Your objective ->
Read through the records below and copy each line that uses the word "placeholder".

....................

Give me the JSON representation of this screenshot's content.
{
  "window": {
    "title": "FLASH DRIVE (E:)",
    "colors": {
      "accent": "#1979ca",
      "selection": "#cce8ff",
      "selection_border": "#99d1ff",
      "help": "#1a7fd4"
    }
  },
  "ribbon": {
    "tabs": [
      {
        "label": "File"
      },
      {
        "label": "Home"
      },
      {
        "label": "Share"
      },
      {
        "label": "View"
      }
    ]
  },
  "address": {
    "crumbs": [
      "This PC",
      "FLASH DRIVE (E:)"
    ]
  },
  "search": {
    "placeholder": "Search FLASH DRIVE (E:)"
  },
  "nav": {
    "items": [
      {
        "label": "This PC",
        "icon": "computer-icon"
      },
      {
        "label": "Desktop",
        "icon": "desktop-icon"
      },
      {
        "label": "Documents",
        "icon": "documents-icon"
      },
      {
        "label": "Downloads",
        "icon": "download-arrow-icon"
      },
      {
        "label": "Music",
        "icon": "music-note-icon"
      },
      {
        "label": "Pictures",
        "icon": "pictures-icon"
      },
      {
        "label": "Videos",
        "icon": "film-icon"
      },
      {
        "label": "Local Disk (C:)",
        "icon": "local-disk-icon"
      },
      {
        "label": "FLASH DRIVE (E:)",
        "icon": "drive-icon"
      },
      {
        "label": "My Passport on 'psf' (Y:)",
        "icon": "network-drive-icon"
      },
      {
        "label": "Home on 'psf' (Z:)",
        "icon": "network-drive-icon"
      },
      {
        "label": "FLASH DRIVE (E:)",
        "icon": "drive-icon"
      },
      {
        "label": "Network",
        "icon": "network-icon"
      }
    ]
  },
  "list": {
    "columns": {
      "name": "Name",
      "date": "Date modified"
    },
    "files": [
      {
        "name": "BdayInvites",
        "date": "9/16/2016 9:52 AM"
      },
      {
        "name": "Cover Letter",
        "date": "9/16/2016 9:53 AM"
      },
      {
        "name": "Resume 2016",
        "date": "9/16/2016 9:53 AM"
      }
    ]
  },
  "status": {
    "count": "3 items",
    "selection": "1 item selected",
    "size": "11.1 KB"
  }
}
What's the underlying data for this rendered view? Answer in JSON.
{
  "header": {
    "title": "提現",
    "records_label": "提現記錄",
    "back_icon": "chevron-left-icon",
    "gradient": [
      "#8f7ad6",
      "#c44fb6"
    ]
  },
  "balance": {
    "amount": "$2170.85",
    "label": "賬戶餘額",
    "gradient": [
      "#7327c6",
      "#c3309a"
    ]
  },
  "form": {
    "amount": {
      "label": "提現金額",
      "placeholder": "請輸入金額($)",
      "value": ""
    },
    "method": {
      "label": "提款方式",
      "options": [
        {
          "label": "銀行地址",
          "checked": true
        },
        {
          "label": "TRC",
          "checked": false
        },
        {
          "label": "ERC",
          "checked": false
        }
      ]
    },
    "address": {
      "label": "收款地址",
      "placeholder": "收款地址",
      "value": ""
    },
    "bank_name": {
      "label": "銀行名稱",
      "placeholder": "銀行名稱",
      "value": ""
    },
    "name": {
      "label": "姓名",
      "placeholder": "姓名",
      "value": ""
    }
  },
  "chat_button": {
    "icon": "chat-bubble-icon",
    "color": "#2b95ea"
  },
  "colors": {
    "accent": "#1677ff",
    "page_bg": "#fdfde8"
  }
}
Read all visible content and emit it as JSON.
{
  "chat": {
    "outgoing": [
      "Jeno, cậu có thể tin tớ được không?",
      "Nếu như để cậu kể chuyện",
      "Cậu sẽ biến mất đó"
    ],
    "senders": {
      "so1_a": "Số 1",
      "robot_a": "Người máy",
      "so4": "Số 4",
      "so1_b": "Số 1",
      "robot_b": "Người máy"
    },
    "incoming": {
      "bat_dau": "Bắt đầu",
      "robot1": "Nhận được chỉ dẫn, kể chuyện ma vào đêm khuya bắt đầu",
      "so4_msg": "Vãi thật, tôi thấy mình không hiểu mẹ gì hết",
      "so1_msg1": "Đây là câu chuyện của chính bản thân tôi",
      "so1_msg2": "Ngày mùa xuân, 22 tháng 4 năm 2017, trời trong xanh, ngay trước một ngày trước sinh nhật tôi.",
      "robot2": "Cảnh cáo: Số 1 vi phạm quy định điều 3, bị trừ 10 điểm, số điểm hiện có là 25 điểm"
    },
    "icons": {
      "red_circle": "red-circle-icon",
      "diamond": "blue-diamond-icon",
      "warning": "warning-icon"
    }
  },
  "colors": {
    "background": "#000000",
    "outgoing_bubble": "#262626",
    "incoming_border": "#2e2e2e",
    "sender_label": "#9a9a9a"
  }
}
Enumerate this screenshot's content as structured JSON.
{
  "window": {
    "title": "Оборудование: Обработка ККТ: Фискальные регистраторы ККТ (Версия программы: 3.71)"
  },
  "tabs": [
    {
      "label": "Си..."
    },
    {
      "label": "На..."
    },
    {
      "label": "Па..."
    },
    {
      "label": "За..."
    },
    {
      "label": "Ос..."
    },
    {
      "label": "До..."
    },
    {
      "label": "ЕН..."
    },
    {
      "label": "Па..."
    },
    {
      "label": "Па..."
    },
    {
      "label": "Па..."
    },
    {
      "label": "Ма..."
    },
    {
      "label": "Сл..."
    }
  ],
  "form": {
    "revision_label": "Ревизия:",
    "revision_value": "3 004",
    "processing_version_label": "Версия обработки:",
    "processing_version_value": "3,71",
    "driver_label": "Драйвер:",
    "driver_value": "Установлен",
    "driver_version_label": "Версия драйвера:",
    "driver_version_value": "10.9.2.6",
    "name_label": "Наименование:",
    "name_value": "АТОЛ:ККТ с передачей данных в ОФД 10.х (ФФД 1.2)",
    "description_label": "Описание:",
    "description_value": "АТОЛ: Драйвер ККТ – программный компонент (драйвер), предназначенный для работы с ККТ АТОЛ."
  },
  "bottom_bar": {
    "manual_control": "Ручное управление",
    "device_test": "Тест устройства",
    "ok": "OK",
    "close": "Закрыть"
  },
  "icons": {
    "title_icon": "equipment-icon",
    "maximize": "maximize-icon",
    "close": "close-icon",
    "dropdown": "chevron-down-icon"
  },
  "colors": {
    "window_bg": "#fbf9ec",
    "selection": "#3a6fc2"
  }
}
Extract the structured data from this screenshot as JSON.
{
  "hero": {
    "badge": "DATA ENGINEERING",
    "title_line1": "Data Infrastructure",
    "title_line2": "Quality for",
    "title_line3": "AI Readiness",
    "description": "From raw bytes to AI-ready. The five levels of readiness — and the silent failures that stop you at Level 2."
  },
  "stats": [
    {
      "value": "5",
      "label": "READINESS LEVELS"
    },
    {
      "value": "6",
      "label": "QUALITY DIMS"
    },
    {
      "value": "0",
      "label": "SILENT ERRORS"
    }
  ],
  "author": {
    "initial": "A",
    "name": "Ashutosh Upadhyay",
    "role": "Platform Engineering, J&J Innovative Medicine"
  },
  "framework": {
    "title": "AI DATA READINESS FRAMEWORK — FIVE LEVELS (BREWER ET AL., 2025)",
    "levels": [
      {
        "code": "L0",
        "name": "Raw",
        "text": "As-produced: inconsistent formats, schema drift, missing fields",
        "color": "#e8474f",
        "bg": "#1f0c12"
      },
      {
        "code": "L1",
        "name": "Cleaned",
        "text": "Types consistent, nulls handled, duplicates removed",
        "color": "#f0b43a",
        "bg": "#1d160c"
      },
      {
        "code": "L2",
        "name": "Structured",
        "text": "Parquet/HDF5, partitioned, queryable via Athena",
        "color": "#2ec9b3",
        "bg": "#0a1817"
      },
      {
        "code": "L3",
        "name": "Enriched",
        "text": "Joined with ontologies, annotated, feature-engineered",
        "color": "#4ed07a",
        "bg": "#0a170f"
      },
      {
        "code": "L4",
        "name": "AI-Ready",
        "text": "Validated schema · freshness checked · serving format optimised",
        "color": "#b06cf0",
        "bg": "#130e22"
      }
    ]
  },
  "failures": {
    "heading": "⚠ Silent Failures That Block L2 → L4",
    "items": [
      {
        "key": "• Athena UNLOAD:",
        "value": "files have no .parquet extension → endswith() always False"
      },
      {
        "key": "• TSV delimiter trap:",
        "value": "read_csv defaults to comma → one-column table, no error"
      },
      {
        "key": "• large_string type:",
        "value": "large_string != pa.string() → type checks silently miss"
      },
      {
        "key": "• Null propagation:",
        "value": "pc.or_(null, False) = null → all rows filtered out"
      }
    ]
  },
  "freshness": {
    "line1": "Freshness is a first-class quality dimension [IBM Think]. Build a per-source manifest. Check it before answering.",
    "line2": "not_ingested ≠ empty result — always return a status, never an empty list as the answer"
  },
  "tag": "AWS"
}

....................

Final result ->
    "placeholder": "Search FLASH DRIVE (E:)"
      "placeholder": "請輸入金額($)",
      "placeholder": "收款地址",
      "placeholder": "銀行名稱",
      "placeholder": "姓名",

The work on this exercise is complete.